## DATA SHOWN
•••

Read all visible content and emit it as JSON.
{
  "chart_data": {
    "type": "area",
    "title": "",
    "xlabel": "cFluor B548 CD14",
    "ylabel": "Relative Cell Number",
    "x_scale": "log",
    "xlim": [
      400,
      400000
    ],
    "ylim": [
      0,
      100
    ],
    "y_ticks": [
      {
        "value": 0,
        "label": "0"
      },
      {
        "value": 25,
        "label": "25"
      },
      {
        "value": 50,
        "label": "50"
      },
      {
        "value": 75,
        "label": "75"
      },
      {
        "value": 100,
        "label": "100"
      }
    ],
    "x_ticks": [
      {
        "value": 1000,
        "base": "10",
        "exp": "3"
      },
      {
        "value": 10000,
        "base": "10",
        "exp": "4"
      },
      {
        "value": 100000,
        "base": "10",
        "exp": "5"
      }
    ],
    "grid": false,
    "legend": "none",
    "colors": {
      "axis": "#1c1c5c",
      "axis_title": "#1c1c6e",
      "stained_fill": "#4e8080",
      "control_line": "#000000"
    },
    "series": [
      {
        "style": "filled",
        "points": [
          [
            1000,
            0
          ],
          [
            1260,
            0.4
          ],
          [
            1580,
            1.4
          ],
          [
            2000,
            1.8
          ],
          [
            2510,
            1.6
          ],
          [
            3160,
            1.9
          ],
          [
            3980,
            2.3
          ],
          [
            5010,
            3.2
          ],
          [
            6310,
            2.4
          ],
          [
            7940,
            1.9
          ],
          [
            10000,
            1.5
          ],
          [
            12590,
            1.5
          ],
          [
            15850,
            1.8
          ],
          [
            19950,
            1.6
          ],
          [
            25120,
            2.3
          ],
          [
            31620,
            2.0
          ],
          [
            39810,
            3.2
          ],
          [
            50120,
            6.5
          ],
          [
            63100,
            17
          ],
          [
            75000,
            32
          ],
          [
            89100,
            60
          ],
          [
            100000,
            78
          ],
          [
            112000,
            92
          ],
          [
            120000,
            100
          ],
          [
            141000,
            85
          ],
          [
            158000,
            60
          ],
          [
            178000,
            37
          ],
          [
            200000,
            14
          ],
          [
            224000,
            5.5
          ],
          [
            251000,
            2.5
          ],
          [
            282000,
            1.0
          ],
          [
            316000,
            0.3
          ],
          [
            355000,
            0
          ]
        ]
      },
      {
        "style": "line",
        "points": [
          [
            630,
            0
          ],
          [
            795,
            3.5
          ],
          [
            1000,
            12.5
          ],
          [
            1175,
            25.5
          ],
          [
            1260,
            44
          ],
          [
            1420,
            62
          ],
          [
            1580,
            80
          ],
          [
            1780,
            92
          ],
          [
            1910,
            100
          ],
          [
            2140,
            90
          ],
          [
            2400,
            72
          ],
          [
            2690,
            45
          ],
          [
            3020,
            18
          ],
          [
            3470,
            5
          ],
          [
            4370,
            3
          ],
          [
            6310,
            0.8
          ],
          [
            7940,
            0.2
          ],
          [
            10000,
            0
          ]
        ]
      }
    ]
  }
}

•••

## WORK INSTRUCTIONS
Please output every record, keeping each line exact.

## PROBLEM SOLUTION
Read all visible content and emit it as JSON.
{
  "chart_data": {
    "type": "area",
    "title": "",
    "xlabel": "cFluor B548 CD14",
    "ylabel": "Relative Cell Number",
    "x_scale": "log",
    "xlim": [
      400,
      400000
    ],
    "ylim": [
      0,
      100
    ],
    "y_ticks": [
      {
        "value": 0,
        "label": "0"
      },
      {
        "value": 25,
        "label": "25"
      },
      {
        "value": 50,
        "label": "50"
      },
      {
        "value": 75,
        "label": "75"
      },
      {
        "value": 100,
        "label": "100"
      }
    ],
    "x_ticks": [
      {
        "value": 1000,
        "base": "10",
        "exp": "3"
      },
      {
        "value": 10000,
        "base": "10",
        "exp": "4"
      },
      {
        "value": 100000,
        "base": "10",
        "exp": "5"
      }
    ],
    "grid": false,
    "legend": "none",
    "colors": {
      "axis": "#1c1c5c",
      "axis_title": "#1c1c6e",
      "stained_fill": "#4e8080",
      "control_line": "#000000"
    },
    "series": [
      {
        "style": "filled",
        "points": [
          [
            1000,
            0
          ],
          [
            1260,
            0.4
          ],
          [
            1580,
            1.4
          ],
          [
            2000,
            1.8
          ],
          [
            2510,
            1.6
          ],
          [
            3160,
            1.9
          ],
          [
            3980,
            2.3
          ],
          [
            5010,
            3.2
          ],
          [
            6310,
            2.4
          ],
          [
            7940,
            1.9
          ],
          [
            10000,
            1.5
          ],
          [
            12590,
            1.5
          ],
          [
            15850,
            1.8
          ],
          [
            19950,
            1.6
          ],
          [
            25120,
            2.3
          ],
          [
            31620,
            2.0
          ],
          [
            39810,
            3.2
          ],
          [
            50120,
            6.5
          ],
          [
            63100,
            17
          ],
          [
            75000,
            32
          ],
          [
            89100,
            60
          ],
          [
            100000,
            78
          ],
          [
            112000,
            92
          ],
          [
            120000,
            100
          ],
          [
            141000,
            85
          ],
          [
            158000,
            60
          ],
          [
            178000,
            37
          ],
          [
            200000,
            14
          ],
          [
            224000,
            5.5
          ],
          [
            251000,
            2.5
          ],
          [
            282000,
            1.0
          ],
          [
            316000,
            0.3
          ],
          [
            355000,
            0
          ]
        ]
      },
      {
        "style": "line",
        "points": [
          [
            630,
            0
          ],
          [
            795,
            3.5
          ],
          [
            1000,
            12.5
          ],
          [
            1175,
            25.5
          ],
          [
            1260,
            44
          ],
          [
            1420,
            62
          ],
          [
            1580,
            80
          ],
          [
            1780,
            92
          ],
          [
            1910,
            100
          ],
          [
            2140,
            90
          ],
          [
            2400,
            72
          ],
          [
            2690,
            45
          ],
          [
            3020,
            18
          ],
          [
            3470,
            5
          ],
          [
            4370,
            3
          ],
          [
            6310,
            0.8
          ],
          [
            7940,
            0.2
          ],
          [
            10000,
            0
          ]
        ]
      }
    ]
  }
}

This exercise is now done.